Problem details >> What you return should match every record exactly, with the images removed.

Dataset records on visual material:
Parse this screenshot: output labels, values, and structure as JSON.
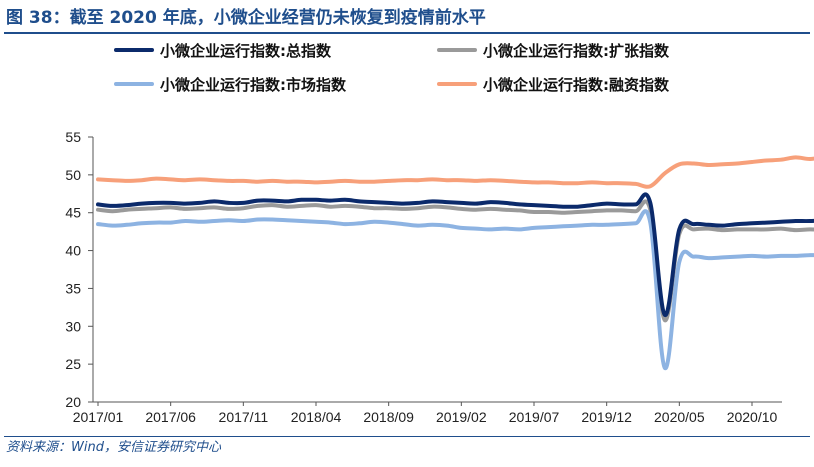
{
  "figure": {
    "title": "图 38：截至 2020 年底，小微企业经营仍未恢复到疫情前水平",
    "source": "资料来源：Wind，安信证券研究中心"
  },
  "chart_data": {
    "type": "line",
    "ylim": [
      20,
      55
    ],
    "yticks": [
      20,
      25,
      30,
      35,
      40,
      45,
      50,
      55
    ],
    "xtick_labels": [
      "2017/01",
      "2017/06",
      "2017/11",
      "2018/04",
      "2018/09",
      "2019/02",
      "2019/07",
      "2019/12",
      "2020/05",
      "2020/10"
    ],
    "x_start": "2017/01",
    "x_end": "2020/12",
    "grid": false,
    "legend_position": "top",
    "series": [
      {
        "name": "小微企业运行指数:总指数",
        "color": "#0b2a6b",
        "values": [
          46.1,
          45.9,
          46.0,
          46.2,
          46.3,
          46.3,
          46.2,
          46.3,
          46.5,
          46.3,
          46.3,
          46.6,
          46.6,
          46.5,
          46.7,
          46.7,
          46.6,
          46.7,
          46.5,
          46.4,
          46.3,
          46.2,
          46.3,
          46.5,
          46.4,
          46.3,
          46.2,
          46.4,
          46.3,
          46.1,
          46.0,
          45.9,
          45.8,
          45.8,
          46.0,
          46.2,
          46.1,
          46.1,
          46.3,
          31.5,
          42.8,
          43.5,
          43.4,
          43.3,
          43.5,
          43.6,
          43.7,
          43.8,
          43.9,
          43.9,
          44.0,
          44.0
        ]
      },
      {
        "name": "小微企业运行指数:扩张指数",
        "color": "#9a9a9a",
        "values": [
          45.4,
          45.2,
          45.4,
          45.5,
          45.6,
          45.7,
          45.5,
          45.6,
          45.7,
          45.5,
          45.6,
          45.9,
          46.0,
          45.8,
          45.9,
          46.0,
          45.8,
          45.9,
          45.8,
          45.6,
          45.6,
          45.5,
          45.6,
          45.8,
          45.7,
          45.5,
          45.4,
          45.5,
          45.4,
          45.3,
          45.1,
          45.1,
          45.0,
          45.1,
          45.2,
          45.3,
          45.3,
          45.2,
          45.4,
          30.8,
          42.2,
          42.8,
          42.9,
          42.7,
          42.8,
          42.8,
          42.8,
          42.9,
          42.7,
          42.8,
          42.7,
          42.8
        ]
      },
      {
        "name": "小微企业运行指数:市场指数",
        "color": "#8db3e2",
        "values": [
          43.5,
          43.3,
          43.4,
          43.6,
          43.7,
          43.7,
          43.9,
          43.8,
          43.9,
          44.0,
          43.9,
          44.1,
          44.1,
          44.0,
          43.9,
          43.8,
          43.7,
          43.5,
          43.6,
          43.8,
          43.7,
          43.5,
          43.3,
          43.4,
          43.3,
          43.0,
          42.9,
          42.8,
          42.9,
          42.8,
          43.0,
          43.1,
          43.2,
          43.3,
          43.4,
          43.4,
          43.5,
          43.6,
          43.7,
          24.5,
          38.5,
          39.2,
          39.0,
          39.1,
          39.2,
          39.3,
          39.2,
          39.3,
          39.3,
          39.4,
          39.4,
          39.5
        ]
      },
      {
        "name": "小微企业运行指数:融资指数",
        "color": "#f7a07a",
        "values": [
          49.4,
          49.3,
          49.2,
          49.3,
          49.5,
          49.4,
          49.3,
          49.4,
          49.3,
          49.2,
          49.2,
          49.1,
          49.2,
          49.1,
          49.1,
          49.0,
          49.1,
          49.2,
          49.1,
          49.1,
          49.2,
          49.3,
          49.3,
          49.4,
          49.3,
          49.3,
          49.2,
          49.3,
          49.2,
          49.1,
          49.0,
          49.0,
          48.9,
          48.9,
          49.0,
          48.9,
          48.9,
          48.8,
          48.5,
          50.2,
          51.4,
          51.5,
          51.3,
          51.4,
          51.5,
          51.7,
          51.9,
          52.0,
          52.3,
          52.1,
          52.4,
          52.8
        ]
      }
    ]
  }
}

Result >>
Parse this screenshot: output labels, values, and structure as JSON.
{
  "figure": {
    "title": "图 38：截至 2020 年底，小微企业经营仍未恢复到疫情前水平",
    "source": "资料来源：Wind，安信证券研究中心"
  },
  "chart_data": {
    "type": "line",
    "ylim": [
      20,
      55
    ],
    "yticks": [
      20,
      25,
      30,
      35,
      40,
      45,
      50,
      55
    ],
    "xtick_labels": [
      "2017/01",
      "2017/06",
      "2017/11",
      "2018/04",
      "2018/09",
      "2019/02",
      "2019/07",
      "2019/12",
      "2020/05",
      "2020/10"
    ],
    "x_start": "2017/01",
    "x_end": "2020/12",
    "grid": false,
    "legend_position": "top",
    "series": [
      {
        "name": "小微企业运行指数:总指数",
        "color": "#0b2a6b",
        "values": [
          46.1,
          45.9,
          46.0,
          46.2,
          46.3,
          46.3,
          46.2,
          46.3,
          46.5,
          46.3,
          46.3,
          46.6,
          46.6,
          46.5,
          46.7,
          46.7,
          46.6,
          46.7,
          46.5,
          46.4,
          46.3,
          46.2,
          46.3,
          46.5,
          46.4,
          46.3,
          46.2,
          46.4,
          46.3,
          46.1,
          46.0,
          45.9,
          45.8,
          45.8,
          46.0,
          46.2,
          46.1,
          46.1,
          46.3,
          31.5,
          42.8,
          43.5,
          43.4,
          43.3,
          43.5,
          43.6,
          43.7,
          43.8,
          43.9,
          43.9,
          44.0,
          44.0
        ]
      },
      {
        "name": "小微企业运行指数:扩张指数",
        "color": "#9a9a9a",
        "values": [
          45.4,
          45.2,
          45.4,
          45.5,
          45.6,
          45.7,
          45.5,
          45.6,
          45.7,
          45.5,
          45.6,
          45.9,
          46.0,
          45.8,
          45.9,
          46.0,
          45.8,
          45.9,
          45.8,
          45.6,
          45.6,
          45.5,
          45.6,
          45.8,
          45.7,
          45.5,
          45.4,
          45.5,
          45.4,
          45.3,
          45.1,
          45.1,
          45.0,
          45.1,
          45.2,
          45.3,
          45.3,
          45.2,
          45.4,
          30.8,
          42.2,
          42.8,
          42.9,
          42.7,
          42.8,
          42.8,
          42.8,
          42.9,
          42.7,
          42.8,
          42.7,
          42.8
        ]
      },
      {
        "name": "小微企业运行指数:市场指数",
        "color": "#8db3e2",
        "values": [
          43.5,
          43.3,
          43.4,
          43.6,
          43.7,
          43.7,
          43.9,
          43.8,
          43.9,
          44.0,
          43.9,
          44.1,
          44.1,
          44.0,
          43.9,
          43.8,
          43.7,
          43.5,
          43.6,
          43.8,
          43.7,
          43.5,
          43.3,
          43.4,
          43.3,
          43.0,
          42.9,
          42.8,
          42.9,
          42.8,
          43.0,
          43.1,
          43.2,
          43.3,
          43.4,
          43.4,
          43.5,
          43.6,
          43.7,
          24.5,
          38.5,
          39.2,
          39.0,
          39.1,
          39.2,
          39.3,
          39.2,
          39.3,
          39.3,
          39.4,
          39.4,
          39.5
        ]
      },
      {
        "name": "小微企业运行指数:融资指数",
        "color": "#f7a07a",
        "values": [
          49.4,
          49.3,
          49.2,
          49.3,
          49.5,
          49.4,
          49.3,
          49.4,
          49.3,
          49.2,
          49.2,
          49.1,
          49.2,
          49.1,
          49.1,
          49.0,
          49.1,
          49.2,
          49.1,
          49.1,
          49.2,
          49.3,
          49.3,
          49.4,
          49.3,
          49.3,
          49.2,
          49.3,
          49.2,
          49.1,
          49.0,
          49.0,
          48.9,
          48.9,
          49.0,
          48.9,
          48.9,
          48.8,
          48.5,
          50.2,
          51.4,
          51.5,
          51.3,
          51.4,
          51.5,
          51.7,
          51.9,
          52.0,
          52.3,
          52.1,
          52.4,
          52.8
        ]
      }
    ]
  }
}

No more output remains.